Task goal:
Omit every image, and transcribe the remaining entries exactly as given.
>> start Given records
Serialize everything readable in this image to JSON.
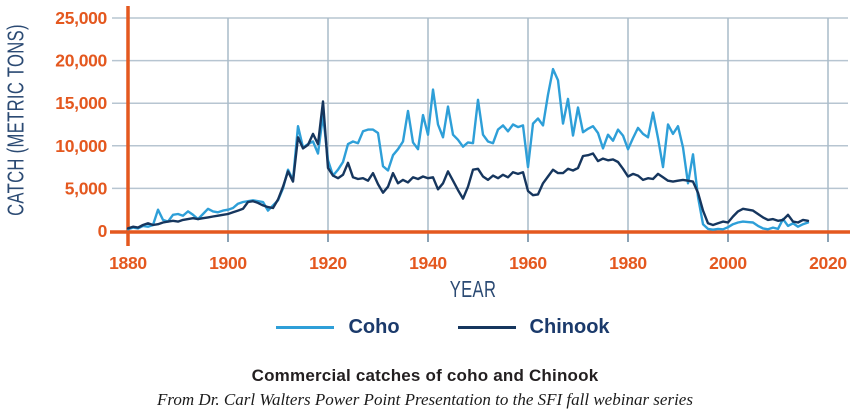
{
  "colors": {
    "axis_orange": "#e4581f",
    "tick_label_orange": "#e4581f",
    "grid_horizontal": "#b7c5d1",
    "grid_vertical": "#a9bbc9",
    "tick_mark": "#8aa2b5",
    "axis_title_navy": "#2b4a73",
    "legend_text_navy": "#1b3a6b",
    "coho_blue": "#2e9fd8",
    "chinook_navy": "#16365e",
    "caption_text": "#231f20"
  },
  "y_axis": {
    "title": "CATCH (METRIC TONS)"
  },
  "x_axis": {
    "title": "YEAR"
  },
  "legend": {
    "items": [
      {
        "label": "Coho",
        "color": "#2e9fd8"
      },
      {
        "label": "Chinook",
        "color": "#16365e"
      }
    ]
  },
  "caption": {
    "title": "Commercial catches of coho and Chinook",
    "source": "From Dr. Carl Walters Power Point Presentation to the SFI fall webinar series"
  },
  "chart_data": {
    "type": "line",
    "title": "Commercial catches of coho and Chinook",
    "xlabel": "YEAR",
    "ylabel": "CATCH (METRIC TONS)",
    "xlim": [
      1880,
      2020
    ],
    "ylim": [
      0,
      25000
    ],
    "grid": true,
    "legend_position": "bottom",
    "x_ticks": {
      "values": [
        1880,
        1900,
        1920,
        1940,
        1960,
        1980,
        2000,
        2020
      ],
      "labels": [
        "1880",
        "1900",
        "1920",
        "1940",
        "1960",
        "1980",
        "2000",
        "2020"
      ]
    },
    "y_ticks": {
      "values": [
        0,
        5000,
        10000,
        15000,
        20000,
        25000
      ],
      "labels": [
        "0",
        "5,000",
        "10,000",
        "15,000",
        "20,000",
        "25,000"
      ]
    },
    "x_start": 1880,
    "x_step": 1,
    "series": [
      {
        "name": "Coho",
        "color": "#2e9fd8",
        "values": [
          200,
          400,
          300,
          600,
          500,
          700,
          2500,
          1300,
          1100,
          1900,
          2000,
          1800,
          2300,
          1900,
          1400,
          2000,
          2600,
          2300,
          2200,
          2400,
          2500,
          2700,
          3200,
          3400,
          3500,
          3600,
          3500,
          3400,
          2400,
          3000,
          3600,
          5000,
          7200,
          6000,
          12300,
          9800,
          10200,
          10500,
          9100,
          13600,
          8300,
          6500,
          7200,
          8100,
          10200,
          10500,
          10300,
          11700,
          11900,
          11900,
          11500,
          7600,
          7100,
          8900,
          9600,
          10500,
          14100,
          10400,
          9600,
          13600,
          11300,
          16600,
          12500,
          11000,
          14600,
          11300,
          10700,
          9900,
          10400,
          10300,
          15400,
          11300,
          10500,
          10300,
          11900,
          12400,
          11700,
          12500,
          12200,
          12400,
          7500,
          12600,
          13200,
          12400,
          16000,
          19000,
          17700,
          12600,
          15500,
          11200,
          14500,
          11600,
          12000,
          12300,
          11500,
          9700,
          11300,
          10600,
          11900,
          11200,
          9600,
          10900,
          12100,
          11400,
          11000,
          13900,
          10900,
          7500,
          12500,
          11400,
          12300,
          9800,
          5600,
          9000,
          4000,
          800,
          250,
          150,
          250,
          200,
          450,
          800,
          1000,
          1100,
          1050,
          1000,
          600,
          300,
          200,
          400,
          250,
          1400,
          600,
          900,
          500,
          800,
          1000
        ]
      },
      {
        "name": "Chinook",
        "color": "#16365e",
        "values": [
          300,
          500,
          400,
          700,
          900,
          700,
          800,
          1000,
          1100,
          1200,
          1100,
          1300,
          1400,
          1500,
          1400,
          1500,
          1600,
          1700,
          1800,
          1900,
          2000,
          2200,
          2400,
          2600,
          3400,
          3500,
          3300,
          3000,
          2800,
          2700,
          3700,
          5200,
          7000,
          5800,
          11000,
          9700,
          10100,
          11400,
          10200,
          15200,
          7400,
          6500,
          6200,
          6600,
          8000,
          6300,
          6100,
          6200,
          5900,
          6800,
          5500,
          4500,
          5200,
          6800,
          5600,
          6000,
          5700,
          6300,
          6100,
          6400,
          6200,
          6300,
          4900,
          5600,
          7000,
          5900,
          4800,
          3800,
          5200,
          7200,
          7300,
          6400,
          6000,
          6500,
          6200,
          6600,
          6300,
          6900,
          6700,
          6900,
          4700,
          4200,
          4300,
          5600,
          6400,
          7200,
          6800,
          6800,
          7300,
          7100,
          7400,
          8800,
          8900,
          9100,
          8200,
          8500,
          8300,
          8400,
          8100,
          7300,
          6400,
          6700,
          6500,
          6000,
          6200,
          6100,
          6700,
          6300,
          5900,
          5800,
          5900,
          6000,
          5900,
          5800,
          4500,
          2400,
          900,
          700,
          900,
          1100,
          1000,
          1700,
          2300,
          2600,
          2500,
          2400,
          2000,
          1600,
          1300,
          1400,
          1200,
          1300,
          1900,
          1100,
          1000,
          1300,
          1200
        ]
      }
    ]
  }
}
>> end Given records
Response below:
Serialize everything readable in this image to JSON.
{
  "colors": {
    "axis_orange": "#e4581f",
    "tick_label_orange": "#e4581f",
    "grid_horizontal": "#b7c5d1",
    "grid_vertical": "#a9bbc9",
    "tick_mark": "#8aa2b5",
    "axis_title_navy": "#2b4a73",
    "legend_text_navy": "#1b3a6b",
    "coho_blue": "#2e9fd8",
    "chinook_navy": "#16365e",
    "caption_text": "#231f20"
  },
  "y_axis": {
    "title": "CATCH (METRIC TONS)"
  },
  "x_axis": {
    "title": "YEAR"
  },
  "legend": {
    "items": [
      {
        "label": "Coho",
        "color": "#2e9fd8"
      },
      {
        "label": "Chinook",
        "color": "#16365e"
      }
    ]
  },
  "caption": {
    "title": "Commercial catches of coho and Chinook",
    "source": "From Dr. Carl Walters Power Point Presentation to the SFI fall webinar series"
  },
  "chart_data": {
    "type": "line",
    "title": "Commercial catches of coho and Chinook",
    "xlabel": "YEAR",
    "ylabel": "CATCH (METRIC TONS)",
    "xlim": [
      1880,
      2020
    ],
    "ylim": [
      0,
      25000
    ],
    "grid": true,
    "legend_position": "bottom",
    "x_ticks": {
      "values": [
        1880,
        1900,
        1920,
        1940,
        1960,
        1980,
        2000,
        2020
      ],
      "labels": [
        "1880",
        "1900",
        "1920",
        "1940",
        "1960",
        "1980",
        "2000",
        "2020"
      ]
    },
    "y_ticks": {
      "values": [
        0,
        5000,
        10000,
        15000,
        20000,
        25000
      ],
      "labels": [
        "0",
        "5,000",
        "10,000",
        "15,000",
        "20,000",
        "25,000"
      ]
    },
    "x_start": 1880,
    "x_step": 1,
    "series": [
      {
        "name": "Coho",
        "color": "#2e9fd8",
        "values": [
          200,
          400,
          300,
          600,
          500,
          700,
          2500,
          1300,
          1100,
          1900,
          2000,
          1800,
          2300,
          1900,
          1400,
          2000,
          2600,
          2300,
          2200,
          2400,
          2500,
          2700,
          3200,
          3400,
          3500,
          3600,
          3500,
          3400,
          2400,
          3000,
          3600,
          5000,
          7200,
          6000,
          12300,
          9800,
          10200,
          10500,
          9100,
          13600,
          8300,
          6500,
          7200,
          8100,
          10200,
          10500,
          10300,
          11700,
          11900,
          11900,
          11500,
          7600,
          7100,
          8900,
          9600,
          10500,
          14100,
          10400,
          9600,
          13600,
          11300,
          16600,
          12500,
          11000,
          14600,
          11300,
          10700,
          9900,
          10400,
          10300,
          15400,
          11300,
          10500,
          10300,
          11900,
          12400,
          11700,
          12500,
          12200,
          12400,
          7500,
          12600,
          13200,
          12400,
          16000,
          19000,
          17700,
          12600,
          15500,
          11200,
          14500,
          11600,
          12000,
          12300,
          11500,
          9700,
          11300,
          10600,
          11900,
          11200,
          9600,
          10900,
          12100,
          11400,
          11000,
          13900,
          10900,
          7500,
          12500,
          11400,
          12300,
          9800,
          5600,
          9000,
          4000,
          800,
          250,
          150,
          250,
          200,
          450,
          800,
          1000,
          1100,
          1050,
          1000,
          600,
          300,
          200,
          400,
          250,
          1400,
          600,
          900,
          500,
          800,
          1000
        ]
      },
      {
        "name": "Chinook",
        "color": "#16365e",
        "values": [
          300,
          500,
          400,
          700,
          900,
          700,
          800,
          1000,
          1100,
          1200,
          1100,
          1300,
          1400,
          1500,
          1400,
          1500,
          1600,
          1700,
          1800,
          1900,
          2000,
          2200,
          2400,
          2600,
          3400,
          3500,
          3300,
          3000,
          2800,
          2700,
          3700,
          5200,
          7000,
          5800,
          11000,
          9700,
          10100,
          11400,
          10200,
          15200,
          7400,
          6500,
          6200,
          6600,
          8000,
          6300,
          6100,
          6200,
          5900,
          6800,
          5500,
          4500,
          5200,
          6800,
          5600,
          6000,
          5700,
          6300,
          6100,
          6400,
          6200,
          6300,
          4900,
          5600,
          7000,
          5900,
          4800,
          3800,
          5200,
          7200,
          7300,
          6400,
          6000,
          6500,
          6200,
          6600,
          6300,
          6900,
          6700,
          6900,
          4700,
          4200,
          4300,
          5600,
          6400,
          7200,
          6800,
          6800,
          7300,
          7100,
          7400,
          8800,
          8900,
          9100,
          8200,
          8500,
          8300,
          8400,
          8100,
          7300,
          6400,
          6700,
          6500,
          6000,
          6200,
          6100,
          6700,
          6300,
          5900,
          5800,
          5900,
          6000,
          5900,
          5800,
          4500,
          2400,
          900,
          700,
          900,
          1100,
          1000,
          1700,
          2300,
          2600,
          2500,
          2400,
          2000,
          1600,
          1300,
          1400,
          1200,
          1300,
          1900,
          1100,
          1000,
          1300,
          1200
        ]
      }
    ]
  }
}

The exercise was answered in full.